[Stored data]

►

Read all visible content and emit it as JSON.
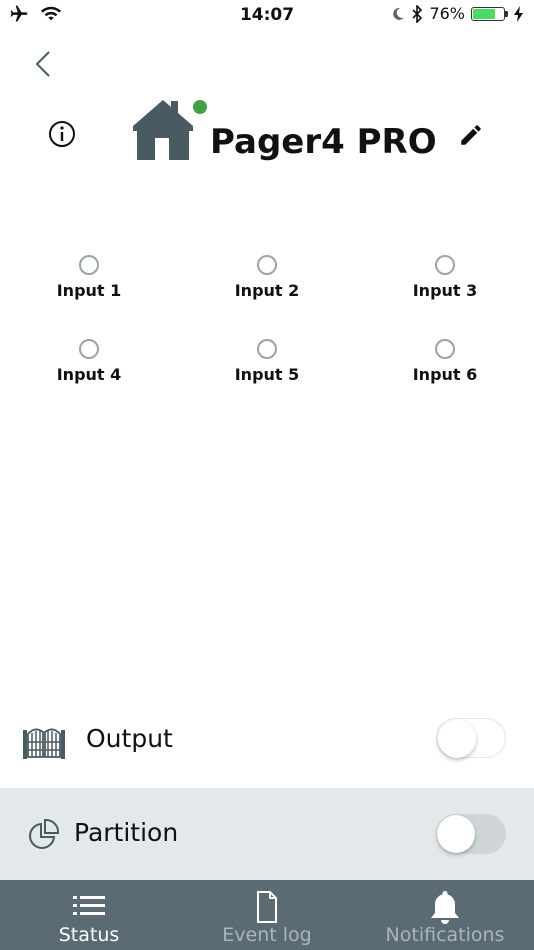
{
  "status_bar": {
    "time": "14:07",
    "battery_text": "76%",
    "battery_level": 0.76
  },
  "header": {
    "device_name": "Pager4 PRO",
    "online_color": "#43a047"
  },
  "inputs": [
    {
      "label": "Input 1"
    },
    {
      "label": "Input 2"
    },
    {
      "label": "Input 3"
    },
    {
      "label": "Input 4"
    },
    {
      "label": "Input 5"
    },
    {
      "label": "Input 6"
    }
  ],
  "controls": {
    "output": {
      "label": "Output",
      "on": false,
      "icon": "gate-icon"
    },
    "partition": {
      "label": "Partition",
      "on": false,
      "icon": "pie-chart-icon"
    }
  },
  "tabs": [
    {
      "label": "Status",
      "icon": "list-icon",
      "active": true
    },
    {
      "label": "Event log",
      "icon": "document-icon",
      "active": false
    },
    {
      "label": "Notifications",
      "icon": "bell-icon",
      "active": false
    }
  ],
  "colors": {
    "icon_dark": "#4a5a63",
    "tabbar_bg": "#5a6b73",
    "partition_row_bg": "#e3e8eb"
  }
}
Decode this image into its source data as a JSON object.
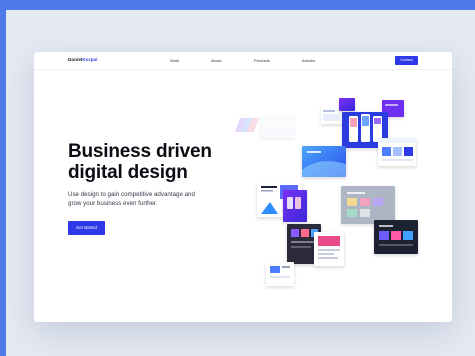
{
  "nav": {
    "logo_main": "Daniel",
    "logo_accent": "Korpai",
    "links": [
      "Work",
      "About",
      "Products",
      "Articles"
    ],
    "contact_label": "Contact"
  },
  "hero": {
    "title_line1": "Business driven",
    "title_line2": "digital design",
    "subtitle_line1": "Use design to gain competitive advantage and",
    "subtitle_line2": "grow your business even further.",
    "cta_label": "Get started"
  },
  "colors": {
    "frame_blue": "#4f7be8",
    "background": "#e4e9f2",
    "brand_blue": "#2d38e8",
    "heading": "#0c0c14"
  }
}
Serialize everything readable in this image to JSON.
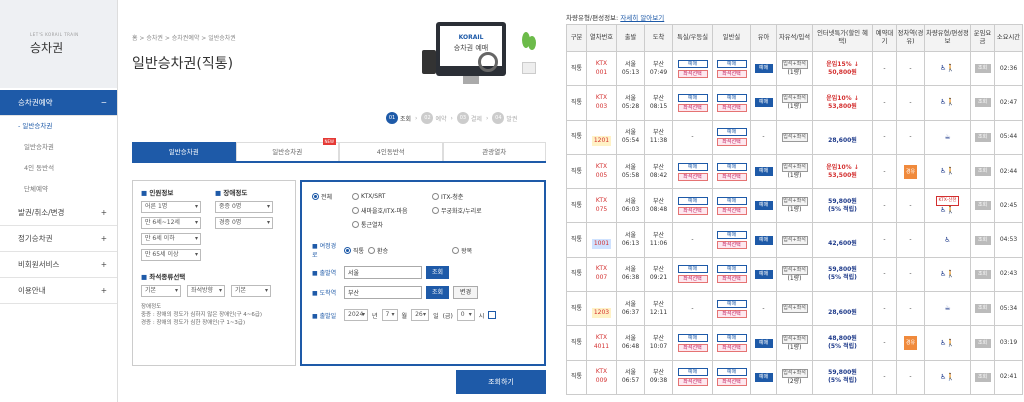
{
  "sidebar": {
    "brand_small": "LET'S KORAIL TRAIN",
    "brand_big": "승차권",
    "items": [
      {
        "label": "승차권예약",
        "sign": "−"
      },
      {
        "label": "발권/취소/변경",
        "sign": "+"
      },
      {
        "label": "정기승차권",
        "sign": "+"
      },
      {
        "label": "비회원서비스",
        "sign": "+"
      },
      {
        "label": "이용안내",
        "sign": "+"
      }
    ],
    "subs": [
      "- 일반승차권",
      "일반승차권",
      "4인 동반석",
      "단체예약"
    ]
  },
  "center": {
    "breadcrumb": "홈 > 승차권 > 승차권예약 > 일반승차권",
    "title": "일반승차권(직통)",
    "hero_logo": "KORAIL",
    "hero_text": "승차권 예매",
    "steps": [
      {
        "num": "01",
        "label": "조회"
      },
      {
        "num": "02",
        "label": "예약"
      },
      {
        "num": "03",
        "label": "결제"
      },
      {
        "num": "04",
        "label": "발권"
      }
    ],
    "tabs": [
      "일반승차권",
      "일반승차권",
      "4인동반석",
      "관광열차"
    ],
    "new_badge": "NEW",
    "passenger": {
      "heading": "인원정보",
      "options": [
        "어른 1명",
        "만 6세~12세",
        "만 6세 이하",
        "만 65세 이상"
      ]
    },
    "disabled": {
      "heading": "장애정도",
      "options": [
        "중증 0명",
        "경증 0명"
      ]
    },
    "seat": {
      "heading": "좌석종류선택",
      "options": [
        "기본",
        "좌석방향",
        "기본"
      ]
    },
    "notes": [
      "장애정도",
      "중증 : 장애의 정도가 심하지 않은 장애인(구 4~6급)",
      "경증 : 장애의 정도가 심한 장애인(구 1~3급)"
    ],
    "train_types": [
      "전체",
      "KTX/SRT",
      "ITX-청춘",
      "새마을호/ITX-마음",
      "무궁화호/누리로",
      "통근열차"
    ],
    "route_label": "여정경로",
    "route_options": [
      "직통",
      "환승",
      "왕복"
    ],
    "dep_label": "출발역",
    "dep_value": "서울",
    "arr_label": "도착역",
    "arr_value": "부산",
    "lookup_btn": "조회",
    "swap_btn": "변경",
    "date_label": "출발일",
    "date_year": "2024",
    "date_month": "7",
    "date_day": "26",
    "date_dow": "(금)",
    "date_hour": "0",
    "search_btn": "조회하기"
  },
  "timetable": {
    "header_prefix": "차량유형/편성정보:",
    "header_link": "자세히 알아보기",
    "columns": [
      "구분",
      "열차번호",
      "출발",
      "도착",
      "특실/우등실",
      "일반실",
      "유아",
      "자유석/입석",
      "인터넷특가(할인 혜택)",
      "예약대기",
      "정차역(경유)",
      "차량유형/편성정보",
      "운임요금",
      "소요시간"
    ],
    "rows": [
      {
        "type": "직통",
        "kind": "KTX",
        "no": "001",
        "dep_st": "서울",
        "dep_t": "05:13",
        "arr_st": "부산",
        "arr_t": "07:49",
        "prem": "예매",
        "gen": "예매",
        "baby": "예매",
        "free": "입석+좌석",
        "free2": "(1량)",
        "price_a": "운임15% ↓",
        "price_b": "50,800원",
        "style": "red",
        "wait": "-",
        "via": "-",
        "icons": "♿🚶",
        "fare": "조회",
        "dur": "02:36"
      },
      {
        "type": "직통",
        "kind": "KTX",
        "no": "003",
        "dep_st": "서울",
        "dep_t": "05:28",
        "arr_st": "부산",
        "arr_t": "08:15",
        "prem": "예매",
        "gen": "예매",
        "baby": "예매",
        "free": "입석+좌석",
        "free2": "(1량)",
        "price_a": "운임10% ↓",
        "price_b": "53,800원",
        "style": "red",
        "wait": "-",
        "via": "-",
        "icons": "♿🚶",
        "fare": "조회",
        "dur": "02:47"
      },
      {
        "type": "직통",
        "kind": "",
        "no": "1201",
        "dep_st": "서울",
        "dep_t": "05:54",
        "arr_st": "부산",
        "arr_t": "11:38",
        "prem": "",
        "gen": "예매",
        "baby": "",
        "free": "입석+좌석",
        "free2": "",
        "price_a": "",
        "price_b": "28,600원",
        "style": "yellow",
        "wait": "-",
        "via": "-",
        "icons": "☕",
        "fare": "조회",
        "dur": "05:44"
      },
      {
        "type": "직통",
        "kind": "KTX",
        "no": "005",
        "dep_st": "서울",
        "dep_t": "05:58",
        "arr_st": "부산",
        "arr_t": "08:42",
        "prem": "예매",
        "gen": "예매",
        "baby": "예매",
        "free": "입석+좌석",
        "free2": "(1량)",
        "price_a": "운임10% ↓",
        "price_b": "53,500원",
        "style": "red",
        "wait": "-",
        "via": "경유",
        "icons": "♿🚶",
        "fare": "조회",
        "dur": "02:44"
      },
      {
        "type": "직통",
        "kind": "KTX",
        "no": "075",
        "dep_st": "서울",
        "dep_t": "06:03",
        "arr_st": "부산",
        "arr_t": "08:48",
        "prem": "예매",
        "gen": "예매",
        "baby": "예매",
        "free": "입석+좌석",
        "free2": "(1량)",
        "price_a": "59,800원",
        "price_b": "(5% 적립)",
        "style": "blue",
        "wait": "-",
        "via": "-",
        "icons": "KTX-산천",
        "fare": "조회",
        "dur": "02:45"
      },
      {
        "type": "직통",
        "kind": "",
        "no": "1001",
        "dep_st": "서울",
        "dep_t": "06:13",
        "arr_st": "부산",
        "arr_t": "11:06",
        "prem": "",
        "gen": "예매",
        "baby": "예매",
        "free": "입석+좌석",
        "free2": "",
        "price_a": "",
        "price_b": "42,600원",
        "style": "lightblue",
        "wait": "-",
        "via": "-",
        "icons": "♿",
        "fare": "조회",
        "dur": "04:53"
      },
      {
        "type": "직통",
        "kind": "KTX",
        "no": "007",
        "dep_st": "서울",
        "dep_t": "06:38",
        "arr_st": "부산",
        "arr_t": "09:21",
        "prem": "예매",
        "gen": "예매",
        "baby": "예매",
        "free": "입석+좌석",
        "free2": "(1량)",
        "price_a": "59,800원",
        "price_b": "(5% 적립)",
        "style": "blue",
        "wait": "-",
        "via": "-",
        "icons": "♿🚶",
        "fare": "조회",
        "dur": "02:43"
      },
      {
        "type": "직통",
        "kind": "",
        "no": "1203",
        "dep_st": "서울",
        "dep_t": "06:37",
        "arr_st": "부산",
        "arr_t": "12:11",
        "prem": "",
        "gen": "예매",
        "baby": "",
        "free": "입석+좌석",
        "free2": "",
        "price_a": "",
        "price_b": "28,600원",
        "style": "yellow",
        "wait": "-",
        "via": "-",
        "icons": "☕",
        "fare": "조회",
        "dur": "05:34"
      },
      {
        "type": "직통",
        "kind": "KTX",
        "no": "4011",
        "dep_st": "서울",
        "dep_t": "06:48",
        "arr_st": "부산",
        "arr_t": "10:07",
        "prem": "예매",
        "gen": "예매",
        "baby": "예매",
        "free": "입석+좌석",
        "free2": "(1량)",
        "price_a": "48,800원",
        "price_b": "(5% 적립)",
        "style": "blue",
        "wait": "-",
        "via": "경유",
        "icons": "♿🚶",
        "fare": "조회",
        "dur": "03:19"
      },
      {
        "type": "직통",
        "kind": "KTX",
        "no": "009",
        "dep_st": "서울",
        "dep_t": "06:57",
        "arr_st": "부산",
        "arr_t": "09:38",
        "prem": "예매",
        "gen": "예매",
        "baby": "예매",
        "free": "입석+좌석",
        "free2": "(2량)",
        "price_a": "59,800원",
        "price_b": "(5% 적립)",
        "style": "blue",
        "wait": "-",
        "via": "-",
        "icons": "♿🚶",
        "fare": "조회",
        "dur": "02:41"
      }
    ]
  }
}
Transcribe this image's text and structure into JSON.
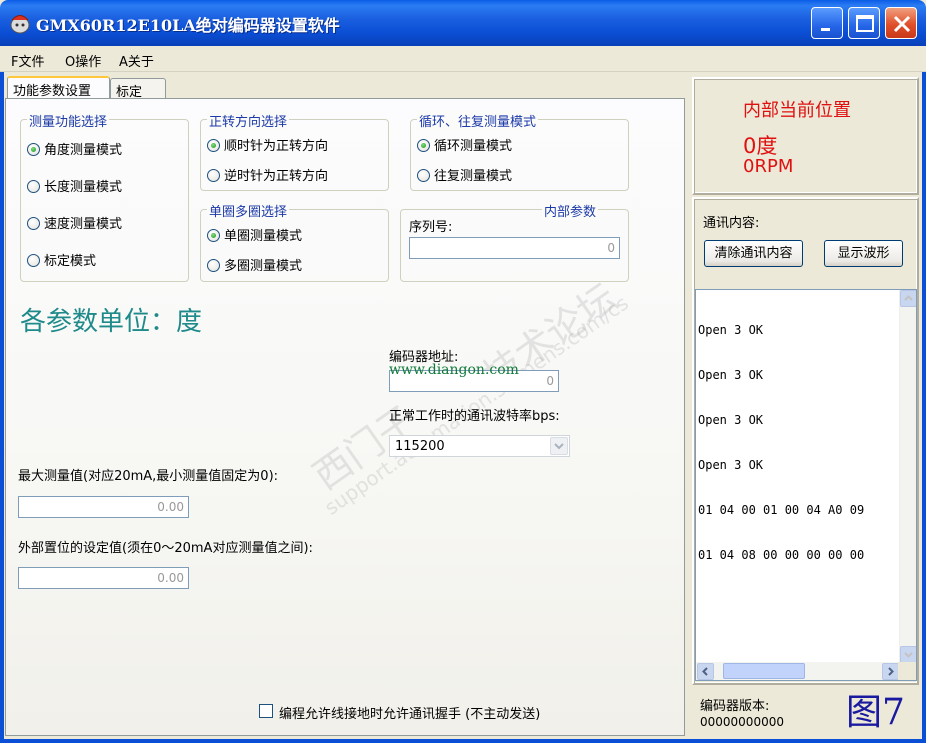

◄

AIM: Identify all lines where the word "design" shows up. Copy them.

ANSWER TO THE PROBLEM:
    "title_line2": "digital design",
    "subtitle_line1": "Use design to gain competitive advantage and",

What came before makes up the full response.